Процитируйте дословно все строки приведенного ниже материала, ничего в них не меняя.

━━━ Сохранённые данные

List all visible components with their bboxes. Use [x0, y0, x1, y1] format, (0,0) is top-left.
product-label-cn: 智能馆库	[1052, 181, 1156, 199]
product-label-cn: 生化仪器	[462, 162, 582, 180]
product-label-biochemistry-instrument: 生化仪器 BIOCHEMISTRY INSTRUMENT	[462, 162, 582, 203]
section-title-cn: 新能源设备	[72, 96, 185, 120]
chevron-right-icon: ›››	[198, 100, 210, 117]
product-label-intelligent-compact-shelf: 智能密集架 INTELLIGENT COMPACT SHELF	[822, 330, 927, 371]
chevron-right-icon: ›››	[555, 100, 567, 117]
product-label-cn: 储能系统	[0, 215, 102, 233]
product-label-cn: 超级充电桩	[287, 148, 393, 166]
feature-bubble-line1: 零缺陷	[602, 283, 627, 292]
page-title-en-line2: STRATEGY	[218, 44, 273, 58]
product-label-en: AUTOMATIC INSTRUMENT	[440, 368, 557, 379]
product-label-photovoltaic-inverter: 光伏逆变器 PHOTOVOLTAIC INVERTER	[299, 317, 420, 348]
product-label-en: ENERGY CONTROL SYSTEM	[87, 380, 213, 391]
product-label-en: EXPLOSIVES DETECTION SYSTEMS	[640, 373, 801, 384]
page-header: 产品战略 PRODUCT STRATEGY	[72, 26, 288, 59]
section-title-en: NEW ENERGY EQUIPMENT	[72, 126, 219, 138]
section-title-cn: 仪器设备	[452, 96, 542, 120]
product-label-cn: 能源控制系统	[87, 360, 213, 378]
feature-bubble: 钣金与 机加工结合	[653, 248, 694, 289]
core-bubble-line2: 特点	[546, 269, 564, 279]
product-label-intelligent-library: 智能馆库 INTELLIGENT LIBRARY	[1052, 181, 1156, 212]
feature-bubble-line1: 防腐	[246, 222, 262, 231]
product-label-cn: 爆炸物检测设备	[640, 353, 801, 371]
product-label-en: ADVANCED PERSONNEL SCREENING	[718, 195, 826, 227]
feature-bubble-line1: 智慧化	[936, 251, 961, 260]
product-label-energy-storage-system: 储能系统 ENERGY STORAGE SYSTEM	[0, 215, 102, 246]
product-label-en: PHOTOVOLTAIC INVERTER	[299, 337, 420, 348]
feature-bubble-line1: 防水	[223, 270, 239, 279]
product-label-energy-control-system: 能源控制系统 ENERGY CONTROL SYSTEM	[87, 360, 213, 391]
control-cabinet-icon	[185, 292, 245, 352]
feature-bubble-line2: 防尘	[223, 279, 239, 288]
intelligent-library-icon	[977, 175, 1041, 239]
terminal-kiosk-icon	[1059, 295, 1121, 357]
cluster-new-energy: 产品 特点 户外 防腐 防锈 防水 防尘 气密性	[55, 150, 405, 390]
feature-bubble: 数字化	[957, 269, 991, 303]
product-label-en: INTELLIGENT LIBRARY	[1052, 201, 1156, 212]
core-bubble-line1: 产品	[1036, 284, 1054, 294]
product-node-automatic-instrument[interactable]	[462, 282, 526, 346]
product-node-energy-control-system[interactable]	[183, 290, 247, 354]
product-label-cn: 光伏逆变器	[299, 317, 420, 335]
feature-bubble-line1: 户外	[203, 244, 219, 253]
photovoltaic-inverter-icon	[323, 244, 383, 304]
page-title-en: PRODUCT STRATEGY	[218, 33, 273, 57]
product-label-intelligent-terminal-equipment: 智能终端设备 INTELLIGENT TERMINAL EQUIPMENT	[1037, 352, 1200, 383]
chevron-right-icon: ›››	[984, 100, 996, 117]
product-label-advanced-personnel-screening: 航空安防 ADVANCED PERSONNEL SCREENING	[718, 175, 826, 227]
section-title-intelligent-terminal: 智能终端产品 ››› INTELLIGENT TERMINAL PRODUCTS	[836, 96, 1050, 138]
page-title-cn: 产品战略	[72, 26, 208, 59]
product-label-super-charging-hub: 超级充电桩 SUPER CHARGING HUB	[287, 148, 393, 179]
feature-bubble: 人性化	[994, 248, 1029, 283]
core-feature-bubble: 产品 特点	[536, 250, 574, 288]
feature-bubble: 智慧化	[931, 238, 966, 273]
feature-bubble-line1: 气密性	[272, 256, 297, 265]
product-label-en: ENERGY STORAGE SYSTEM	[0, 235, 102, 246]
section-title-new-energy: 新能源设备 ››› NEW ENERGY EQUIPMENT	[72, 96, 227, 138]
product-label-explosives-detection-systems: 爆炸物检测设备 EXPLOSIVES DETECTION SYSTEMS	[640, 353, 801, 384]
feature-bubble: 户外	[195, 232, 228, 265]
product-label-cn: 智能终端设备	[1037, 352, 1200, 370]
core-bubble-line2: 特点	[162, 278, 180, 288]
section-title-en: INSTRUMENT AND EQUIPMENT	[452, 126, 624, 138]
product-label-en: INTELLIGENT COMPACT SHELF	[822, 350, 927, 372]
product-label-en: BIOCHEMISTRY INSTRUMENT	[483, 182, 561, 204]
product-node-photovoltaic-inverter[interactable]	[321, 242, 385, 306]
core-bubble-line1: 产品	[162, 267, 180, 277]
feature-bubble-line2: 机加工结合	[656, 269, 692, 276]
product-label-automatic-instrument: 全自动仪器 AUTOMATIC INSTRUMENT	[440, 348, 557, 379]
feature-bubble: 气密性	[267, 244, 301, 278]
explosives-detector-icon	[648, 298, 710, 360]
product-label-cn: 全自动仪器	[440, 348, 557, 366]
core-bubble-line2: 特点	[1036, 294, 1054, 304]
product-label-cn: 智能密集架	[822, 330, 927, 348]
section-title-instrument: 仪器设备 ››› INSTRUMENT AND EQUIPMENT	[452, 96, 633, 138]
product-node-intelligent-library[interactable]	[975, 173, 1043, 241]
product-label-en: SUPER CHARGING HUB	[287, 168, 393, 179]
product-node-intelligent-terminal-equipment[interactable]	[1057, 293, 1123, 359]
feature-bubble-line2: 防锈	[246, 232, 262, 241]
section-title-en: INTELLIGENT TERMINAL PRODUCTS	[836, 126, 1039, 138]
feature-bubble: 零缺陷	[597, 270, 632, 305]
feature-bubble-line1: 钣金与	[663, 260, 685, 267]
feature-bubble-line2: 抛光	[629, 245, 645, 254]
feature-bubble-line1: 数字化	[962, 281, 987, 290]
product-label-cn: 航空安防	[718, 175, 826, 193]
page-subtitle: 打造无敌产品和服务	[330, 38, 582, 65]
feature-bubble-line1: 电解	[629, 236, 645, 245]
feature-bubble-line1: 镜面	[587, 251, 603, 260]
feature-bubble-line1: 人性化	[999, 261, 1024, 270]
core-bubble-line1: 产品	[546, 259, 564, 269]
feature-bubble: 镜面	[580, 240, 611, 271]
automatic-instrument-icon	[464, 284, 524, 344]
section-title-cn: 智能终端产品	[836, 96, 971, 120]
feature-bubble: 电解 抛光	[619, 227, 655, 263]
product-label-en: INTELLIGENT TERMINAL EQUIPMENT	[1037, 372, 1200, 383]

━━━━━━

Решённая задача:
List all visible components with their bboxes. Use [x0, y0, x1, y1] format, (0,0) is top-left.
product-label-cn: 智能馆库	[1052, 181, 1156, 199]
product-label-cn: 生化仪器	[462, 162, 582, 180]
product-label-biochemistry-instrument: 生化仪器 BIOCHEMISTRY INSTRUMENT	[462, 162, 582, 203]
section-title-cn: 新能源设备	[72, 96, 185, 120]
chevron-right-icon: ›››	[198, 100, 210, 117]
product-label-intelligent-compact-shelf: 智能密集架 INTELLIGENT COMPACT SHELF	[822, 330, 927, 371]
chevron-right-icon: ›››	[555, 100, 567, 117]
product-label-cn: 储能系统	[0, 215, 102, 233]
product-label-cn: 超级充电桩	[287, 148, 393, 166]
feature-bubble-line1: 零缺陷	[602, 283, 627, 292]
page-title-en-line2: STRATEGY	[218, 44, 273, 58]
product-label-en: AUTOMATIC INSTRUMENT	[440, 368, 557, 379]
product-label-photovoltaic-inverter: 光伏逆变器 PHOTOVOLTAIC INVERTER	[299, 317, 420, 348]
product-label-en: ENERGY CONTROL SYSTEM	[87, 380, 213, 391]
product-label-en: EXPLOSIVES DETECTION SYSTEMS	[640, 373, 801, 384]
page-header: 产品战略 PRODUCT STRATEGY	[72, 26, 288, 59]
section-title-en: NEW ENERGY EQUIPMENT	[72, 126, 219, 138]
section-title-cn: 仪器设备	[452, 96, 542, 120]
product-label-cn: 能源控制系统	[87, 360, 213, 378]
feature-bubble: 钣金与 机加工结合	[653, 248, 694, 289]
core-bubble-line2: 特点	[546, 269, 564, 279]
product-label-intelligent-library: 智能馆库 INTELLIGENT LIBRARY	[1052, 181, 1156, 212]
feature-bubble-line1: 防腐	[246, 222, 262, 231]
product-label-cn: 爆炸物检测设备	[640, 353, 801, 371]
product-label-en: ADVANCED PERSONNEL SCREENING	[718, 195, 826, 227]
feature-bubble-line1: 智慧化	[936, 251, 961, 260]
product-label-energy-storage-system: 储能系统 ENERGY STORAGE SYSTEM	[0, 215, 102, 246]
product-label-en: PHOTOVOLTAIC INVERTER	[299, 337, 420, 348]
feature-bubble-line1: 防水	[223, 270, 239, 279]
product-label-energy-control-system: 能源控制系统 ENERGY CONTROL SYSTEM	[87, 360, 213, 391]
control-cabinet-icon	[185, 292, 245, 352]
feature-bubble-line2: 防尘	[223, 279, 239, 288]
intelligent-library-icon	[977, 175, 1041, 239]
terminal-kiosk-icon	[1059, 295, 1121, 357]
cluster-new-energy: 产品 特点 户外 防腐 防锈 防水 防尘 气密性	[55, 150, 405, 390]
feature-bubble: 数字化	[957, 269, 991, 303]
product-label-en: INTELLIGENT LIBRARY	[1052, 201, 1156, 212]
core-bubble-line1: 产品	[1036, 284, 1054, 294]
product-node-automatic-instrument[interactable]	[462, 282, 526, 346]
product-node-energy-control-system[interactable]	[183, 290, 247, 354]
product-label-cn: 光伏逆变器	[299, 317, 420, 335]
feature-bubble-line1: 户外	[203, 244, 219, 253]
photovoltaic-inverter-icon	[323, 244, 383, 304]
page-title-en: PRODUCT STRATEGY	[218, 33, 273, 57]
product-label-intelligent-terminal-equipment: 智能终端设备 INTELLIGENT TERMINAL EQUIPMENT	[1037, 352, 1200, 383]
chevron-right-icon: ›››	[984, 100, 996, 117]
product-label-advanced-personnel-screening: 航空安防 ADVANCED PERSONNEL SCREENING	[718, 175, 826, 227]
section-title-intelligent-terminal: 智能终端产品 ››› INTELLIGENT TERMINAL PRODUCTS	[836, 96, 1050, 138]
page-title-cn: 产品战略	[72, 26, 208, 59]
product-label-super-charging-hub: 超级充电桩 SUPER CHARGING HUB	[287, 148, 393, 179]
feature-bubble: 人性化	[994, 248, 1029, 283]
core-feature-bubble: 产品 特点	[536, 250, 574, 288]
feature-bubble: 智慧化	[931, 238, 966, 273]
feature-bubble-line1: 气密性	[272, 256, 297, 265]
product-label-en: ENERGY STORAGE SYSTEM	[0, 235, 102, 246]
section-title-new-energy: 新能源设备 ››› NEW ENERGY EQUIPMENT	[72, 96, 227, 138]
product-label-explosives-detection-systems: 爆炸物检测设备 EXPLOSIVES DETECTION SYSTEMS	[640, 353, 801, 384]
feature-bubble: 户外	[195, 232, 228, 265]
product-label-cn: 智能终端设备	[1037, 352, 1200, 370]
core-bubble-line2: 特点	[162, 278, 180, 288]
section-title-en: INSTRUMENT AND EQUIPMENT	[452, 126, 624, 138]
product-label-en: INTELLIGENT COMPACT SHELF	[822, 350, 927, 372]
product-label-en: BIOCHEMISTRY INSTRUMENT	[483, 182, 561, 204]
product-node-photovoltaic-inverter[interactable]	[321, 242, 385, 306]
core-bubble-line1: 产品	[162, 267, 180, 277]
feature-bubble-line2: 机加工结合	[656, 269, 692, 276]
product-label-automatic-instrument: 全自动仪器 AUTOMATIC INSTRUMENT	[440, 348, 557, 379]
feature-bubble: 气密性	[267, 244, 301, 278]
explosives-detector-icon	[648, 298, 710, 360]
product-label-cn: 全自动仪器	[440, 348, 557, 366]
core-bubble-line2: 特点	[1036, 294, 1054, 304]
product-label-cn: 智能密集架	[822, 330, 927, 348]
section-title-instrument: 仪器设备 ››› INSTRUMENT AND EQUIPMENT	[452, 96, 633, 138]
product-node-intelligent-library[interactable]	[975, 173, 1043, 241]
product-label-en: SUPER CHARGING HUB	[287, 168, 393, 179]
product-node-intelligent-terminal-equipment[interactable]	[1057, 293, 1123, 359]
feature-bubble-line2: 防锈	[246, 232, 262, 241]
section-title-en: INTELLIGENT TERMINAL PRODUCTS	[836, 126, 1039, 138]
feature-bubble: 零缺陷	[597, 270, 632, 305]
feature-bubble-line1: 钣金与	[663, 260, 685, 267]
feature-bubble-line2: 抛光	[629, 245, 645, 254]
feature-bubble-line1: 数字化	[962, 281, 987, 290]
product-label-cn: 航空安防	[718, 175, 826, 193]
page-subtitle: 打造无敌产品和服务	[330, 38, 582, 65]
feature-bubble-line1: 电解	[629, 236, 645, 245]
feature-bubble-line1: 镜面	[587, 251, 603, 260]
feature-bubble-line1: 人性化	[999, 261, 1024, 270]
core-bubble-line1: 产品	[546, 259, 564, 269]
feature-bubble: 镜面	[580, 240, 611, 271]
automatic-instrument-icon	[464, 284, 524, 344]
section-title-cn: 智能终端产品	[836, 96, 971, 120]
feature-bubble: 电解 抛光	[619, 227, 655, 263]
product-label-en: INTELLIGENT TERMINAL EQUIPMENT	[1037, 372, 1200, 383]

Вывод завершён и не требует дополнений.